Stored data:
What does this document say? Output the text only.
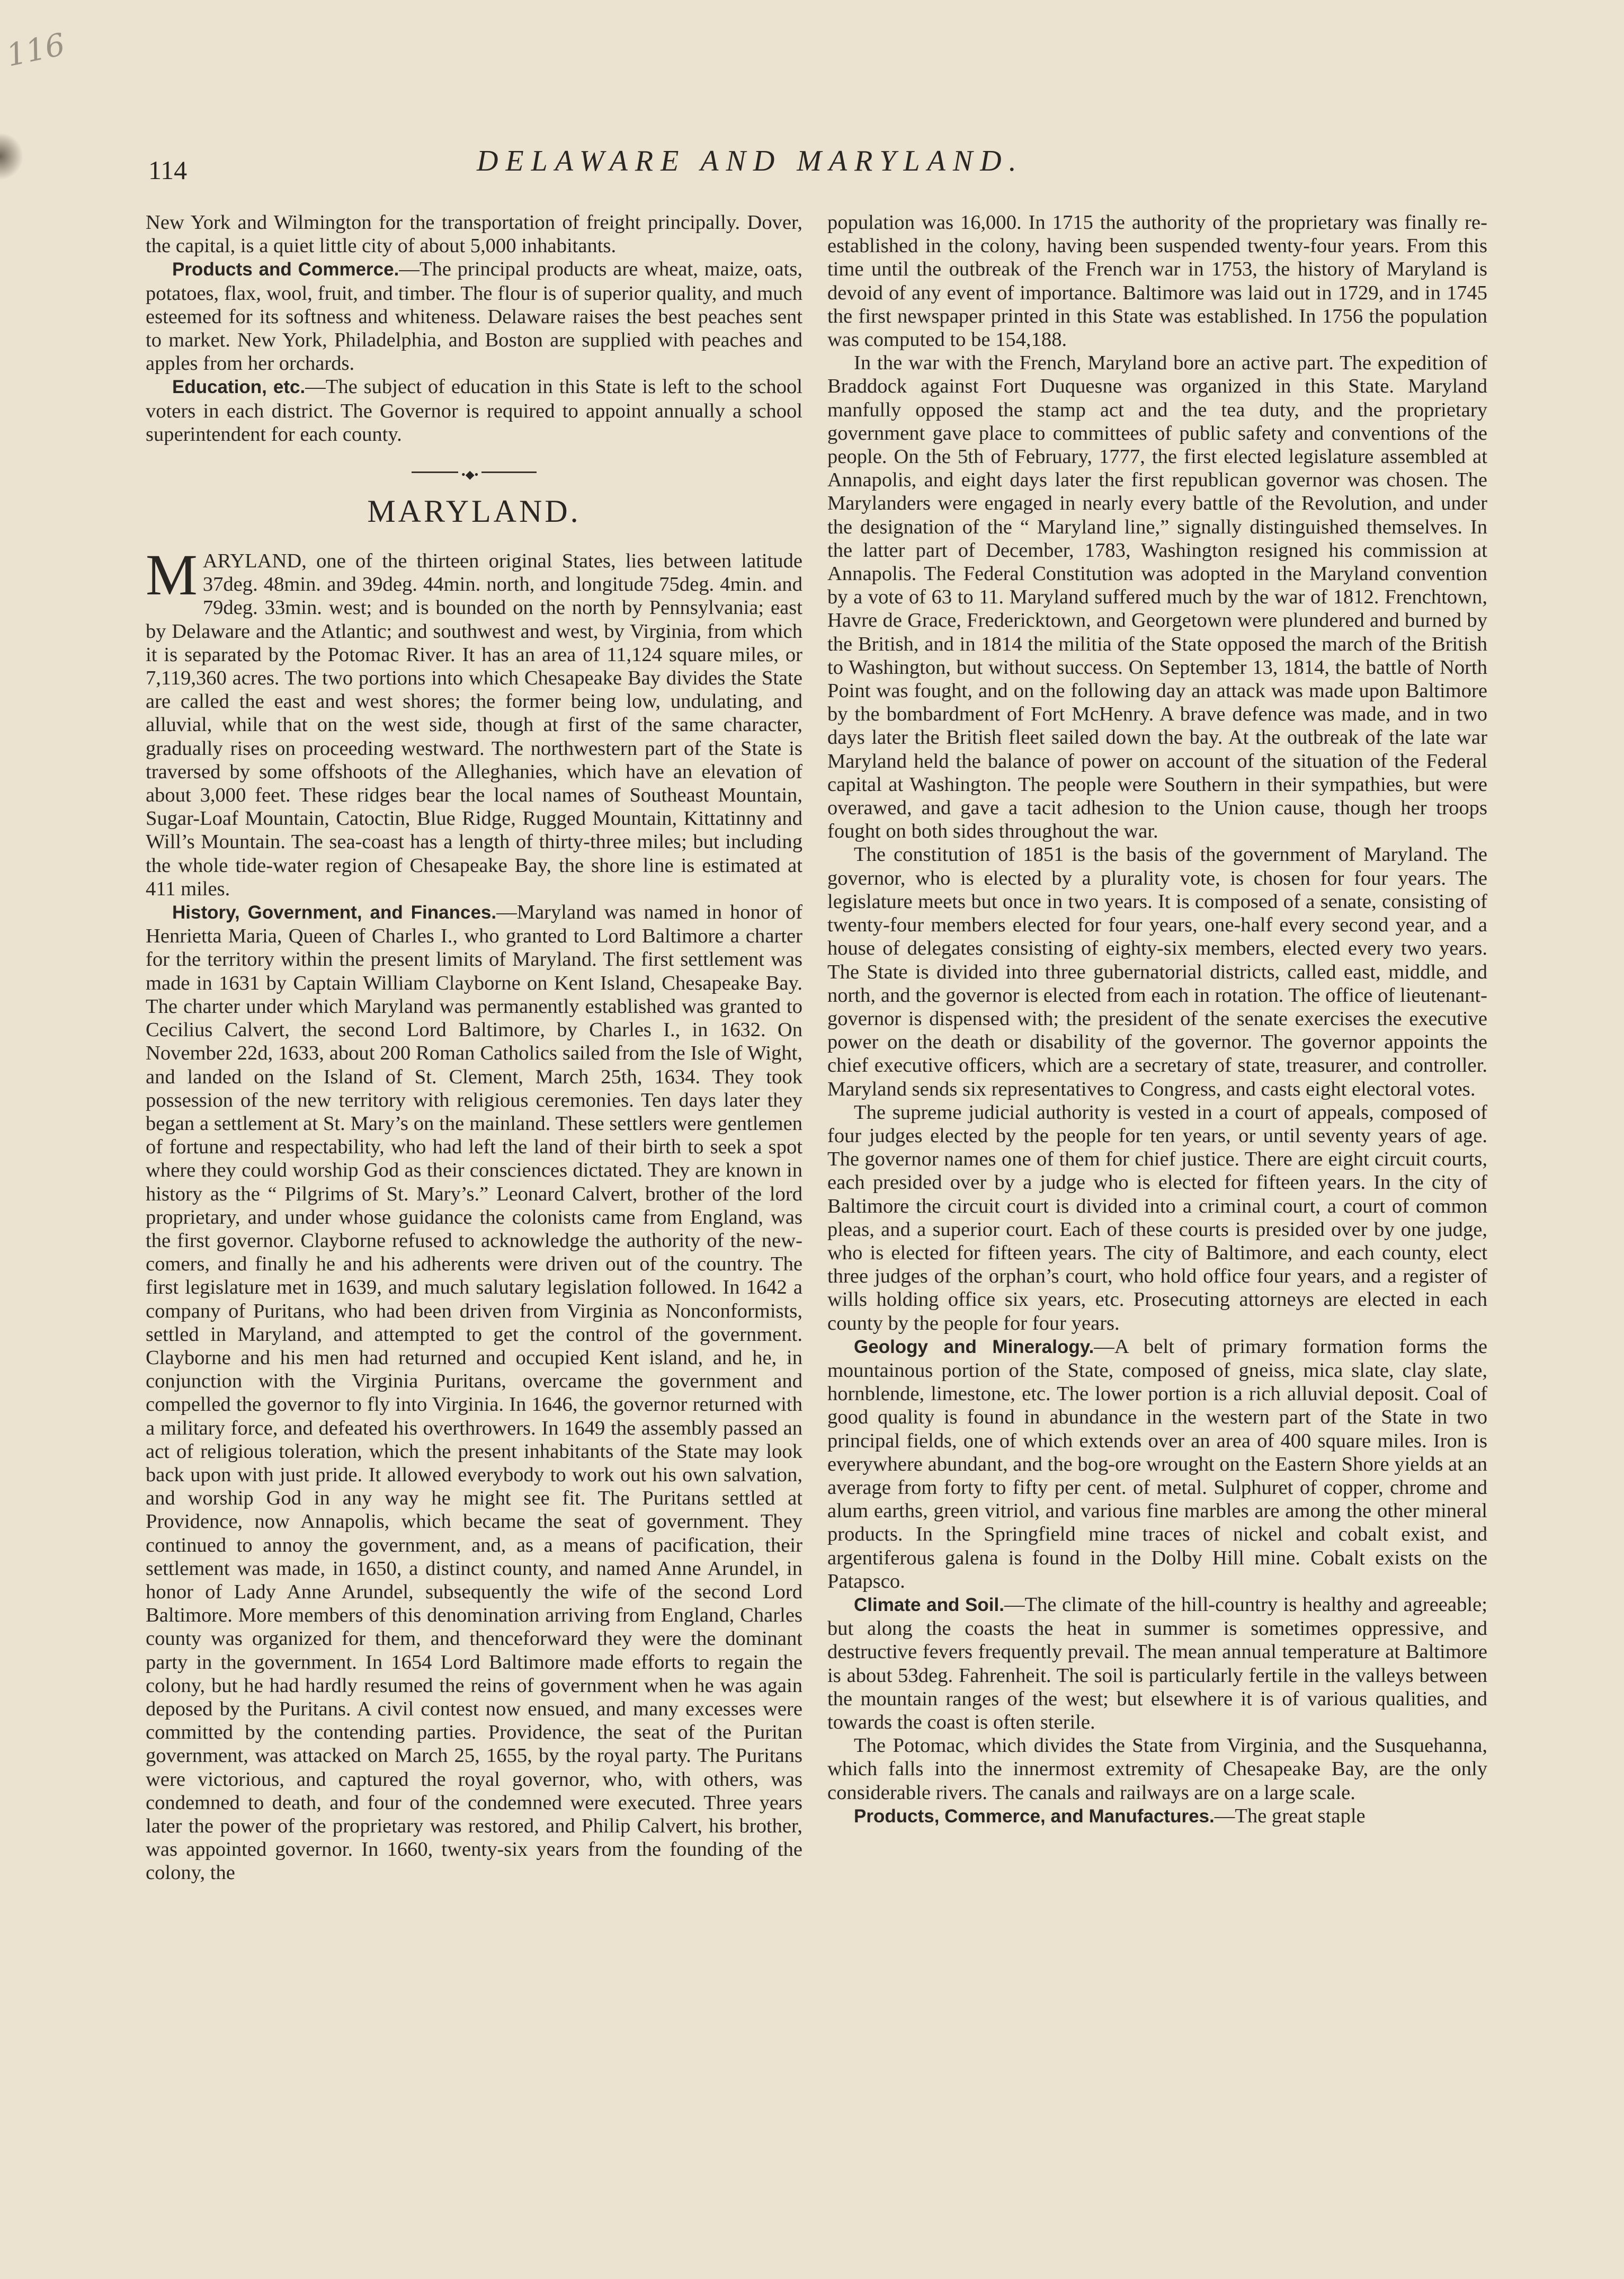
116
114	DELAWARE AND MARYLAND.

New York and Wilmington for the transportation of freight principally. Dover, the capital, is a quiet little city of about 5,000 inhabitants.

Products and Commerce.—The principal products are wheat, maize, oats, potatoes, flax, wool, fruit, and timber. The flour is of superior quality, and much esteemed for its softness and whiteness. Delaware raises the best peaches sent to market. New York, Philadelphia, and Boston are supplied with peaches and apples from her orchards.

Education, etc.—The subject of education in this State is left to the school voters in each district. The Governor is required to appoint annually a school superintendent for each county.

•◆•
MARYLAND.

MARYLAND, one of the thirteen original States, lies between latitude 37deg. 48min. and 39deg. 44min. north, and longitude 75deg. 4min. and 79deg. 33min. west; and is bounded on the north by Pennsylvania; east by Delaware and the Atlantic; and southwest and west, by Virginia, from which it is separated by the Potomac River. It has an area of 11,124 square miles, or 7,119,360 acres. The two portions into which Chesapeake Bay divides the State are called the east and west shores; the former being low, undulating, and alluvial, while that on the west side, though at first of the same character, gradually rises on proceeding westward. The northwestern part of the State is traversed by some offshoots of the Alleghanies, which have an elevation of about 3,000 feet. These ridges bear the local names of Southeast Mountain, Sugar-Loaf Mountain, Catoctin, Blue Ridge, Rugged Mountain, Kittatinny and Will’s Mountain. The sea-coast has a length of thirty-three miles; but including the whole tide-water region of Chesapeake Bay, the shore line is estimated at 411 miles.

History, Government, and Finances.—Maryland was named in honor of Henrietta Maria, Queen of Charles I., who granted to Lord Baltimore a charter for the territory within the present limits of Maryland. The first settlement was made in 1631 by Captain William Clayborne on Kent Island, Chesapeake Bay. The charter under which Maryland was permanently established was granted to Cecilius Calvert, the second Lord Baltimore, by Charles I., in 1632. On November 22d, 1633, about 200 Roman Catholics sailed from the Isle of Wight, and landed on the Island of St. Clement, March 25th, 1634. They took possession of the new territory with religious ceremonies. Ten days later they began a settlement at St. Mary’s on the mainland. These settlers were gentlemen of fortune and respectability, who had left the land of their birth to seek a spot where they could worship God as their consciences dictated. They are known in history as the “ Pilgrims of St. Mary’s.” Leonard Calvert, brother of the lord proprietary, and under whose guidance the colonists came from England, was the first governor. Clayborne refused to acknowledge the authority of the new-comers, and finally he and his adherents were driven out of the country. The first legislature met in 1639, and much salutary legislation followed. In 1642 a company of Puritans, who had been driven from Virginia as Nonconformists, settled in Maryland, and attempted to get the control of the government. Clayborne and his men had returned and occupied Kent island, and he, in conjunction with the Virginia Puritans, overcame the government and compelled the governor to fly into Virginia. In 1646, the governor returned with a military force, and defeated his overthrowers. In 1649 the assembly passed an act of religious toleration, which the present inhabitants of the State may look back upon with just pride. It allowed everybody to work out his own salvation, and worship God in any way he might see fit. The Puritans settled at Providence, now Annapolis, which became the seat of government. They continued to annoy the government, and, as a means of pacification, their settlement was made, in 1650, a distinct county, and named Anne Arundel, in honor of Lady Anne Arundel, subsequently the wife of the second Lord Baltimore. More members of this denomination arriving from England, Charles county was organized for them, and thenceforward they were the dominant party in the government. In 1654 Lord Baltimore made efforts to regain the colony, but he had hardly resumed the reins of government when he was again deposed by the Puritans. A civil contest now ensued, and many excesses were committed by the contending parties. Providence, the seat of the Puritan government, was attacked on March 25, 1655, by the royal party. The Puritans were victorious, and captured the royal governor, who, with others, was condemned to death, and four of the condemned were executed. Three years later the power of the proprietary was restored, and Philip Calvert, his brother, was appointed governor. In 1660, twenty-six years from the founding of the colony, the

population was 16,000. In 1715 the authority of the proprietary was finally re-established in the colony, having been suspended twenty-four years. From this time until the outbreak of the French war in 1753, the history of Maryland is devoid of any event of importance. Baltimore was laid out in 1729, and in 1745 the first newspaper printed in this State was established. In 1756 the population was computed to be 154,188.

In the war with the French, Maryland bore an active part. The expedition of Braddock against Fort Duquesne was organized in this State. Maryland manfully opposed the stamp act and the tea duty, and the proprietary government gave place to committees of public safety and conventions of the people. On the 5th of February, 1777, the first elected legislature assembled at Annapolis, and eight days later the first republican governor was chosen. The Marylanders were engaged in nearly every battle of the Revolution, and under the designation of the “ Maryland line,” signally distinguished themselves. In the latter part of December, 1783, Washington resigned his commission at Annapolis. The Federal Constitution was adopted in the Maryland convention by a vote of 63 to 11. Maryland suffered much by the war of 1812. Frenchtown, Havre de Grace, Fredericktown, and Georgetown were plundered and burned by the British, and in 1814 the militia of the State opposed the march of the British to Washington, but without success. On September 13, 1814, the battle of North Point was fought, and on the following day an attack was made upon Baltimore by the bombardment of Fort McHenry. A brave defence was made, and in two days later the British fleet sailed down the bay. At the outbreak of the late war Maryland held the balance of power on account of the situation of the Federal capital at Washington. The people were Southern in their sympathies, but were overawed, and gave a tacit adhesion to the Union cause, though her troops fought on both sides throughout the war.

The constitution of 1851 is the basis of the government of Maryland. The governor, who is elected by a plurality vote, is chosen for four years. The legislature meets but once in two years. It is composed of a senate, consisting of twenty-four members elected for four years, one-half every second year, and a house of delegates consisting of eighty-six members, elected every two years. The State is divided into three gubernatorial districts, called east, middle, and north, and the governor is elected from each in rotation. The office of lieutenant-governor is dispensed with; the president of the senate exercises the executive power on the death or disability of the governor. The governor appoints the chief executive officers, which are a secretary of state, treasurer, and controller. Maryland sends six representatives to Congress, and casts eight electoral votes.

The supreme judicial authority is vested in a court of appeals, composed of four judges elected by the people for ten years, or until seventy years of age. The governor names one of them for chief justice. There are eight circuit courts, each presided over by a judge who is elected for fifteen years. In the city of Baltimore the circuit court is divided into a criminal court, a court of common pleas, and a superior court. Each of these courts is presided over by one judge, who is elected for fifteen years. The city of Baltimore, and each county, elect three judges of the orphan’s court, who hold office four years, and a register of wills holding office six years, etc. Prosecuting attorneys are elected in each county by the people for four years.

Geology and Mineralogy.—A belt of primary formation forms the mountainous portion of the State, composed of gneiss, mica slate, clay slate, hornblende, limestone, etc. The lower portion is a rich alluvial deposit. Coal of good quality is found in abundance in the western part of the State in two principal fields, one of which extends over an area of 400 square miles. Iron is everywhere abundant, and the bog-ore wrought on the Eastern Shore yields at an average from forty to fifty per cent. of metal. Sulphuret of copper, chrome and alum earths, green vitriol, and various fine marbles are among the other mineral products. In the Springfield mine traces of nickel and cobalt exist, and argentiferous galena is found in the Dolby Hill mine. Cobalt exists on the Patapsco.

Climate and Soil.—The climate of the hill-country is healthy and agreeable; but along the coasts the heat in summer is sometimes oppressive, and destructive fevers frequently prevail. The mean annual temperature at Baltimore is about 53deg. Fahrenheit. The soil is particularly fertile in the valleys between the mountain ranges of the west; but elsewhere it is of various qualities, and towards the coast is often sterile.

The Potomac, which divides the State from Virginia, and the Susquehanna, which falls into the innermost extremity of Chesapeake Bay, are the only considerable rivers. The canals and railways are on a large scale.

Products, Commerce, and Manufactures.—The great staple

→ **Exercise objective**:
Return each line that includes "only".

→ **Output**:
What does this document say? Output the text only.
The Potomac, which divides the State from Virginia, and the Susquehanna, which falls into the innermost extremity of Chesapeake Bay, are the only considerable rivers. The canals and railways are on a large scale.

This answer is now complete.